Task goal -
Extract every line from the records below that contains the word "true".

Supplied records -

● ● ● ● ● ● ●

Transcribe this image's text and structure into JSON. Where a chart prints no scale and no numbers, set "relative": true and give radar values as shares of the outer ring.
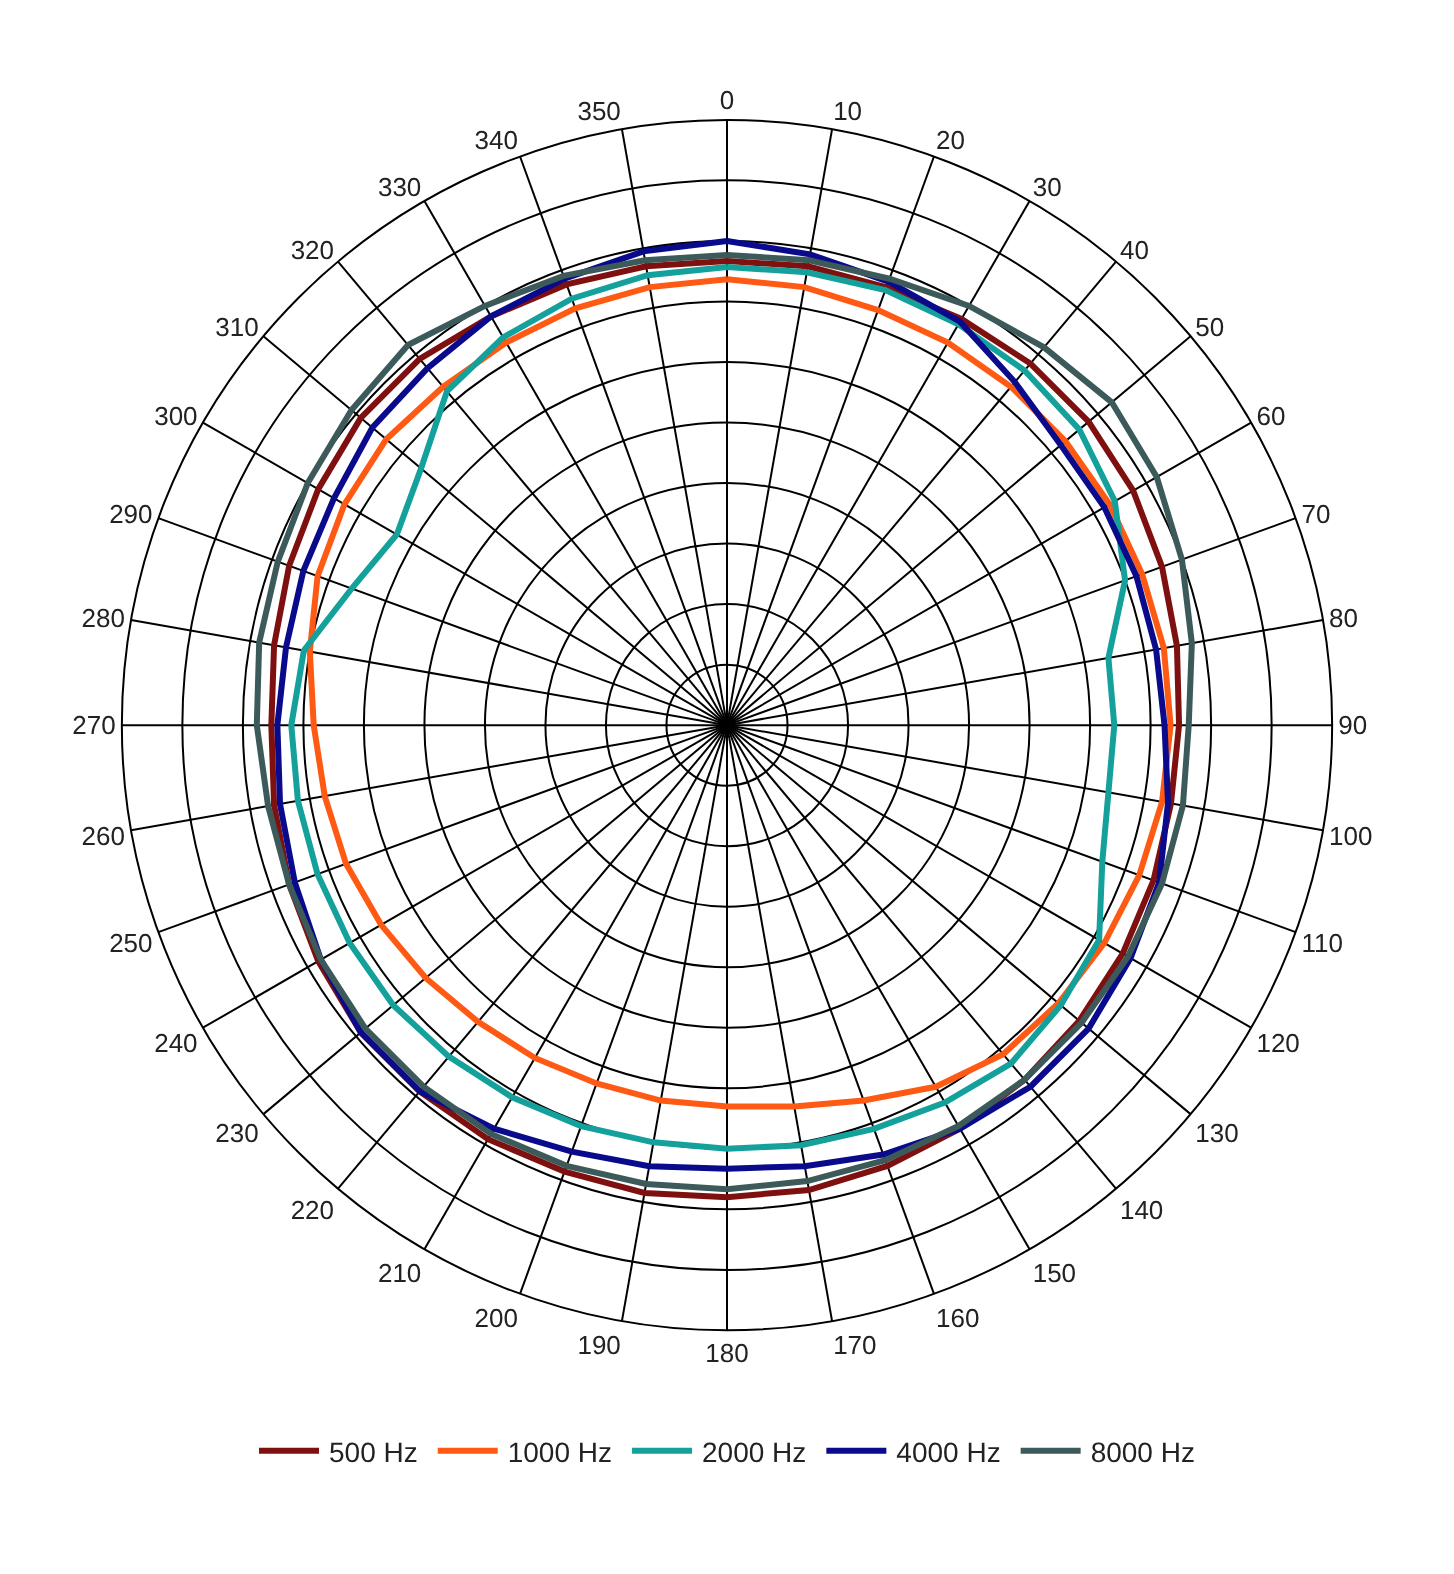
{
  "chart_data": {
    "type": "radar",
    "relative": true,
    "grid": true,
    "legend": "bottom",
    "marker": "none",
    "line_style": "solid",
    "categories": [
      "0",
      "10",
      "20",
      "30",
      "40",
      "50",
      "60",
      "70",
      "80",
      "90",
      "100",
      "110",
      "120",
      "130",
      "140",
      "150",
      "160",
      "170",
      "180",
      "190",
      "200",
      "210",
      "220",
      "230",
      "240",
      "250",
      "260",
      "270",
      "280",
      "290",
      "300",
      "310",
      "320",
      "330",
      "340",
      "350"
    ],
    "series": [
      {
        "name": "500 Hz",
        "color": "#7f1010",
        "values": [
          0.767,
          0.77,
          0.77,
          0.775,
          0.78,
          0.78,
          0.775,
          0.765,
          0.755,
          0.747,
          0.745,
          0.75,
          0.755,
          0.76,
          0.765,
          0.77,
          0.775,
          0.78,
          0.78,
          0.785,
          0.785,
          0.79,
          0.79,
          0.79,
          0.78,
          0.77,
          0.76,
          0.753,
          0.76,
          0.77,
          0.78,
          0.79,
          0.79,
          0.78,
          0.775,
          0.77
        ]
      },
      {
        "name": "1000 Hz",
        "color": "#ff5a14",
        "values": [
          0.737,
          0.735,
          0.73,
          0.73,
          0.73,
          0.73,
          0.73,
          0.73,
          0.733,
          0.733,
          0.73,
          0.725,
          0.72,
          0.715,
          0.71,
          0.69,
          0.66,
          0.64,
          0.63,
          0.63,
          0.63,
          0.635,
          0.64,
          0.65,
          0.66,
          0.67,
          0.675,
          0.683,
          0.7,
          0.72,
          0.73,
          0.735,
          0.73,
          0.73,
          0.733,
          0.735
        ]
      },
      {
        "name": "2000 Hz",
        "color": "#14a09b",
        "values": [
          0.757,
          0.76,
          0.765,
          0.765,
          0.765,
          0.76,
          0.74,
          0.7,
          0.64,
          0.64,
          0.64,
          0.66,
          0.71,
          0.72,
          0.73,
          0.72,
          0.71,
          0.705,
          0.7,
          0.7,
          0.705,
          0.71,
          0.715,
          0.72,
          0.72,
          0.72,
          0.72,
          0.72,
          0.71,
          0.66,
          0.63,
          0.66,
          0.72,
          0.74,
          0.75,
          0.755
        ]
      },
      {
        "name": "4000 Hz",
        "color": "#0a0a8c",
        "values": [
          0.8,
          0.79,
          0.78,
          0.77,
          0.74,
          0.72,
          0.72,
          0.72,
          0.72,
          0.723,
          0.74,
          0.76,
          0.77,
          0.78,
          0.78,
          0.77,
          0.755,
          0.74,
          0.733,
          0.74,
          0.75,
          0.77,
          0.79,
          0.79,
          0.775,
          0.76,
          0.75,
          0.743,
          0.74,
          0.745,
          0.75,
          0.765,
          0.77,
          0.78,
          0.785,
          0.795
        ]
      },
      {
        "name": "8000 Hz",
        "color": "#3c5a5a",
        "values": [
          0.777,
          0.78,
          0.785,
          0.8,
          0.815,
          0.83,
          0.82,
          0.8,
          0.78,
          0.763,
          0.765,
          0.765,
          0.765,
          0.765,
          0.765,
          0.765,
          0.765,
          0.765,
          0.767,
          0.77,
          0.775,
          0.78,
          0.78,
          0.78,
          0.775,
          0.77,
          0.77,
          0.777,
          0.785,
          0.79,
          0.8,
          0.81,
          0.82,
          0.8,
          0.79,
          0.78
        ]
      }
    ]
  }
}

● ● ● ● ● ● ●

Finished exercise -
Transcribe this image's text and structure into JSON. Where a chart prints no scale and no numbers, set "relative": true and give radar values as shares of the outer ring.
    "relative": true,
    "grid": true,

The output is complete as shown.